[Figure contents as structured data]
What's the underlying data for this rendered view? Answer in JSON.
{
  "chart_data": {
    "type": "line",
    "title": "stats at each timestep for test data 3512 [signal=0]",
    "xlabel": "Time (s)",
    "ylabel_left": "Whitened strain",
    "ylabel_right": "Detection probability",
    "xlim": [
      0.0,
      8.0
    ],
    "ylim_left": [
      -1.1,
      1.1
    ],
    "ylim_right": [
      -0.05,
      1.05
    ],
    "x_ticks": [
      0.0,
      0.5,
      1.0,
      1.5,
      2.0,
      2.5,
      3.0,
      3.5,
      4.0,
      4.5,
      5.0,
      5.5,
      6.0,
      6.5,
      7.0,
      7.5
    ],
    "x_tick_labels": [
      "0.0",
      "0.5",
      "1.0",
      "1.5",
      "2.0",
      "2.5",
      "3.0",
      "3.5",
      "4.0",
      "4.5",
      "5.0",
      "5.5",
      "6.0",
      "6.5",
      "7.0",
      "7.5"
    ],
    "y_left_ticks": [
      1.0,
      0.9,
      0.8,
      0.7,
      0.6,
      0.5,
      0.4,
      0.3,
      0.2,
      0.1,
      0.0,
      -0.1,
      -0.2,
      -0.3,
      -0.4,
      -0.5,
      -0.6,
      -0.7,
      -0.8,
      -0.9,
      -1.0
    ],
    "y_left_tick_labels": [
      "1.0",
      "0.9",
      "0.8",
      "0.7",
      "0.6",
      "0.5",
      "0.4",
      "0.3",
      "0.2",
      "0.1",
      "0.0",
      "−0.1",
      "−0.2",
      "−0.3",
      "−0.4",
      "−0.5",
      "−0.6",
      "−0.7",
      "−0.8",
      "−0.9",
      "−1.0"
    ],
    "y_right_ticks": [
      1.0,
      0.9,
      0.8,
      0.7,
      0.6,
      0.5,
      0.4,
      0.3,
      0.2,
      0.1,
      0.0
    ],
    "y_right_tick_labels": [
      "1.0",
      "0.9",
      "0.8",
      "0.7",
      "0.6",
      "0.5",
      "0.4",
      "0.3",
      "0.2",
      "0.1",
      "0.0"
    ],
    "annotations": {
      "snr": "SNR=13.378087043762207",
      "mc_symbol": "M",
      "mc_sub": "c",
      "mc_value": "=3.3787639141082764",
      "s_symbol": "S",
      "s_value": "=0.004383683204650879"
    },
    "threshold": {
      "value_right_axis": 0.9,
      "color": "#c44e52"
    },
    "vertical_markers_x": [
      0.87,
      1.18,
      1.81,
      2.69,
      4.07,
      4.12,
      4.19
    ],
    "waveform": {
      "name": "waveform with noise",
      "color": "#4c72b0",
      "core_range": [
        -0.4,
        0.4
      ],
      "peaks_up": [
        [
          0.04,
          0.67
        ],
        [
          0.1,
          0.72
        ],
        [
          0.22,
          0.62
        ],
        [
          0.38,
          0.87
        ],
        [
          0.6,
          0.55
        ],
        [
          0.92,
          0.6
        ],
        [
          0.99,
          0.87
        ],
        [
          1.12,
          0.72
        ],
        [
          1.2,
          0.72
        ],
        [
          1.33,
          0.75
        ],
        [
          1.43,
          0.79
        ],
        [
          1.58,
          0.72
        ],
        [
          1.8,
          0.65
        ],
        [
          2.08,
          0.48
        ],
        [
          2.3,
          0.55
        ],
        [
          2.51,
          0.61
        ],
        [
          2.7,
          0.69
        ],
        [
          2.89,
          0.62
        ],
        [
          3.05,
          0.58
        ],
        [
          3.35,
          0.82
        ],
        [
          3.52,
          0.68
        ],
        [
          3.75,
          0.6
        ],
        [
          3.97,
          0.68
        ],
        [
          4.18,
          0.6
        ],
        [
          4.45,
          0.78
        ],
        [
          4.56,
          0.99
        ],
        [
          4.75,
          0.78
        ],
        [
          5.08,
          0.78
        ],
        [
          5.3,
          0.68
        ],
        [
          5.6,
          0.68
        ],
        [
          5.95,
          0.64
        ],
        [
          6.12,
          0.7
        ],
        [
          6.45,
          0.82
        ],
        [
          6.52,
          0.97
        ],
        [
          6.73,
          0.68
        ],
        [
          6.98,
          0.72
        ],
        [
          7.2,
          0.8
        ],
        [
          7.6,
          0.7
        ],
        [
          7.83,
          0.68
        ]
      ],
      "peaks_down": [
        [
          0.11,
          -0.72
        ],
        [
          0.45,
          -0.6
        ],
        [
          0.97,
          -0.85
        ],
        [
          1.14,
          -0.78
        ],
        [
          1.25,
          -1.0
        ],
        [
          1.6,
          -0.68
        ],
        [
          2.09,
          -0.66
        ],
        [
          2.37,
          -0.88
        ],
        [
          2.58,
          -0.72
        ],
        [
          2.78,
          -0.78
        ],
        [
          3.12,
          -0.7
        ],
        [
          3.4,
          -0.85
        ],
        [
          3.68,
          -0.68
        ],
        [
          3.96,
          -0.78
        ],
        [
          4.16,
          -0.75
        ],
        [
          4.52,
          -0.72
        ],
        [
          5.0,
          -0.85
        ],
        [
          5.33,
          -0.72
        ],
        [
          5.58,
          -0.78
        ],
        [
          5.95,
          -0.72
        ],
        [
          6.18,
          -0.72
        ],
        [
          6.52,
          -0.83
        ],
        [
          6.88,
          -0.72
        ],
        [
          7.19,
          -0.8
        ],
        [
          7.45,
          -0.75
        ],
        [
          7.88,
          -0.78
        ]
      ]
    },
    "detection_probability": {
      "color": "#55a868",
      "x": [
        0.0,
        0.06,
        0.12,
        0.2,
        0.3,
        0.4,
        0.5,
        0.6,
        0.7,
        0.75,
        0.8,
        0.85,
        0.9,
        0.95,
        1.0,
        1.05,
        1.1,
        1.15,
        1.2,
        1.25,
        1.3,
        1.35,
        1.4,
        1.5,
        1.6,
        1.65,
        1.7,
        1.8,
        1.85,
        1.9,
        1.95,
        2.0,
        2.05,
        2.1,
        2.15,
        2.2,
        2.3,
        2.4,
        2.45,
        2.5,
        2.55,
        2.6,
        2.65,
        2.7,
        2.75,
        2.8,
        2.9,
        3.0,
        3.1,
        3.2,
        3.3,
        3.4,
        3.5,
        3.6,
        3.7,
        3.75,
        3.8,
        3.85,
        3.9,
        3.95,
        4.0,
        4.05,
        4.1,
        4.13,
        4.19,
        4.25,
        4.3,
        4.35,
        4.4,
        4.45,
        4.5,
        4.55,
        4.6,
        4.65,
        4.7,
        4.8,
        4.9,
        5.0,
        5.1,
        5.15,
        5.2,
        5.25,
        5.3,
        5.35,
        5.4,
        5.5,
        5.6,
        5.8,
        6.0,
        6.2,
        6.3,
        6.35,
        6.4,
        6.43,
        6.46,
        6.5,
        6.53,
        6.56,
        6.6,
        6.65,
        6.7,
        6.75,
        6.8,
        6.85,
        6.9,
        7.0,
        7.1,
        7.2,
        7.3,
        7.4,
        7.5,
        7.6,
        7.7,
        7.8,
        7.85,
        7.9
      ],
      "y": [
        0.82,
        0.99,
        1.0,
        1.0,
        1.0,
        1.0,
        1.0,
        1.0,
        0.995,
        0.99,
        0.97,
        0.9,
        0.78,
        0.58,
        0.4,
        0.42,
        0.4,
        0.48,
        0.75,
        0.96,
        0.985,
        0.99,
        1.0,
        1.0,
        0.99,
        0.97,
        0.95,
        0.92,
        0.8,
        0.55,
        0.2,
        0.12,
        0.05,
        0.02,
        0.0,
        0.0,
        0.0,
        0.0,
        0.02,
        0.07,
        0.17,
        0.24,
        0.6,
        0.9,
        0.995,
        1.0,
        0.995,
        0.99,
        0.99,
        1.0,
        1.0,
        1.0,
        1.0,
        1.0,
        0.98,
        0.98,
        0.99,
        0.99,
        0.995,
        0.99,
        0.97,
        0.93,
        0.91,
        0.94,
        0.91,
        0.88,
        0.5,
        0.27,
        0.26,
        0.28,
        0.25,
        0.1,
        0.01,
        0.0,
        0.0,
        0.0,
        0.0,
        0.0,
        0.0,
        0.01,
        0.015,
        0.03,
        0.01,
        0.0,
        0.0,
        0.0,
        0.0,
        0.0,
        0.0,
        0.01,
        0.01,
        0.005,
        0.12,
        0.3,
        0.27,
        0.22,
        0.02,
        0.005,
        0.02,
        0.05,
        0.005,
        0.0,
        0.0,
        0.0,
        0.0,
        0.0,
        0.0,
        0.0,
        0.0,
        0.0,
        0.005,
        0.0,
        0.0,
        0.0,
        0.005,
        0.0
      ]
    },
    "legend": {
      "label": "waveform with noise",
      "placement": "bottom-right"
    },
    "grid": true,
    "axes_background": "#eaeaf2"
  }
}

* Task objective
Scan the entries above. Copy each line that has the string "with".

* Answer
      "name": "waveform with noise",
      "label": "waveform with noise",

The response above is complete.